There is a *lot* of mis-information about raids out there!
Myth: After replacing a failed disk, the RAID array, will automatically re-build
Nothing could be further from the truth! A failed array must be manually re-built by the system administrator - the process once begun is largely automatic. Why the human intervention? Lets say someone wants to steal my data - if the array automatically rebuilt itself, all they would need to do is walk in with 3 drives and some time . . . There are RAID solutions involving a 4th "hot spare" - typically higher end SCSI controllers with battery backed up cache . .
Did you realize that ATA or SATA drives actually have the "controller" built on the drive? The ATA and SATA cards or built in chipset on the mainboard are nothing more than BUS controllers! This make RAID effectively software driven as all "intelligence" is actually performed at the O/S device driver level. Contrary to opinion Windows RAID is actually pretty good - an advantage of it is that it is instrumented, meaning that any problems or disk failures will be reflected in the Windows system event log. If you are considering an ATA or SATA solution, make sure it supports WMI, the better Adaptecs do.

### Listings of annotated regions
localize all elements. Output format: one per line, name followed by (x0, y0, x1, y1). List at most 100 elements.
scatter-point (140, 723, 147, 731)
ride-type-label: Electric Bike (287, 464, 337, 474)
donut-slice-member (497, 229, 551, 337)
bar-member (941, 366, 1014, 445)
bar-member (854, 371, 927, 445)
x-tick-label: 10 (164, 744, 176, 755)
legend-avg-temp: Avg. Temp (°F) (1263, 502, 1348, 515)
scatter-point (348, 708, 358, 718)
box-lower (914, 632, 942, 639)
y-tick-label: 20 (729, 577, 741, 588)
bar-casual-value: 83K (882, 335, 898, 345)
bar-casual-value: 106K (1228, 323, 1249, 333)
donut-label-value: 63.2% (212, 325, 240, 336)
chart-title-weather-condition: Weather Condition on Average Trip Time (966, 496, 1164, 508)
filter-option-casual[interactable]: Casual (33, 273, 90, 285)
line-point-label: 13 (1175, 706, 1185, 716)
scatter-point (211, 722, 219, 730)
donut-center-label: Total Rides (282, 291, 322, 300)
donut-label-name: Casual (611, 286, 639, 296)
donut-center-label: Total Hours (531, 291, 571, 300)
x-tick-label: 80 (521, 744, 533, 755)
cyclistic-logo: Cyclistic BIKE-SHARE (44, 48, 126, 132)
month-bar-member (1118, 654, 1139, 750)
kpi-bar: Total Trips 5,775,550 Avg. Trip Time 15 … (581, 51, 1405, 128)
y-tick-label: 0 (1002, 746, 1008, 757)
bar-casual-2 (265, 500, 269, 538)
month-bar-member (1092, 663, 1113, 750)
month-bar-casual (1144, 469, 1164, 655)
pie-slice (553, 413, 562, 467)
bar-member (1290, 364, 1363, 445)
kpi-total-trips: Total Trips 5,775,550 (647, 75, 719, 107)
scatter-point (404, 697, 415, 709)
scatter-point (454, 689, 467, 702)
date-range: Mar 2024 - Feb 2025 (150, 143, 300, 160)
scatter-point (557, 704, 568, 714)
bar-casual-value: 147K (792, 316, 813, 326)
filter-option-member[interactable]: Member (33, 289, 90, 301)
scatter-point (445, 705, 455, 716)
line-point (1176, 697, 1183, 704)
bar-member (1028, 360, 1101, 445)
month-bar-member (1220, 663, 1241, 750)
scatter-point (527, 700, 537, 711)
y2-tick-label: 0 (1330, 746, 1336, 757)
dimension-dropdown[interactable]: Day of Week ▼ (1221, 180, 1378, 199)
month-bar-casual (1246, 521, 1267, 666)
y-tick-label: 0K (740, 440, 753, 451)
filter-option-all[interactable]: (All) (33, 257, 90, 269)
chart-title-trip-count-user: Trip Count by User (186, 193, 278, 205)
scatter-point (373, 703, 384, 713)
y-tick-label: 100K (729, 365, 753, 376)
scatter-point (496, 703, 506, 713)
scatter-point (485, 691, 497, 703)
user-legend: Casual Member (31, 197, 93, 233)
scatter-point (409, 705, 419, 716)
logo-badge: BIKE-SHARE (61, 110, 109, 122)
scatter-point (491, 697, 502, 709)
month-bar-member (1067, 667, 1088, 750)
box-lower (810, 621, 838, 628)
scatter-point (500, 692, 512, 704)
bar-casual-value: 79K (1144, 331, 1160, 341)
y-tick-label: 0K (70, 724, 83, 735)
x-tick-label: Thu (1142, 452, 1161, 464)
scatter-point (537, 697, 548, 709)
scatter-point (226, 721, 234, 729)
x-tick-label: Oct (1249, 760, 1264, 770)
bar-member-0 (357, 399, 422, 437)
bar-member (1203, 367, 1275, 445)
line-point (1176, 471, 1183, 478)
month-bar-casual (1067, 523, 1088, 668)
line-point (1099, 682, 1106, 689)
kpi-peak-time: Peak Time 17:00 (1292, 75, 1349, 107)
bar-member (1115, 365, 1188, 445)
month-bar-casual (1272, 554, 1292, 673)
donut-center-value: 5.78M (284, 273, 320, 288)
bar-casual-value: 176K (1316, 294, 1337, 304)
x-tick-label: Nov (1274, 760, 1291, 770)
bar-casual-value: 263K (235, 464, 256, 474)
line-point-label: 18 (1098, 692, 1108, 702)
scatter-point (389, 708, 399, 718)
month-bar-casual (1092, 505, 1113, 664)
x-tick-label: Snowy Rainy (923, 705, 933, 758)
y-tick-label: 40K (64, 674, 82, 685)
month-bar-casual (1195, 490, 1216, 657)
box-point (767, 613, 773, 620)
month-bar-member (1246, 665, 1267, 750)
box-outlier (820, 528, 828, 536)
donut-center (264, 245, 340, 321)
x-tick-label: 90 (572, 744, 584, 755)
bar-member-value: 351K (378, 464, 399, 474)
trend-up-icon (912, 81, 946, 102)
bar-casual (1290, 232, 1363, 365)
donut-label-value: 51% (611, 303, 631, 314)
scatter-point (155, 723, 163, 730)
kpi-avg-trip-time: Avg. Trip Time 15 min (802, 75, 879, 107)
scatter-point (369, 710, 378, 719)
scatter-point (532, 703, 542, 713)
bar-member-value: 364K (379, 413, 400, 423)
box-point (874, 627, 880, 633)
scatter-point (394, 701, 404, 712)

### What this task involves
Please answer from the RAID text: where do problems or disk failures show up when Windows RAID is used? The records aren't needed for what comes next.

### Expected output
In the Windows system event log.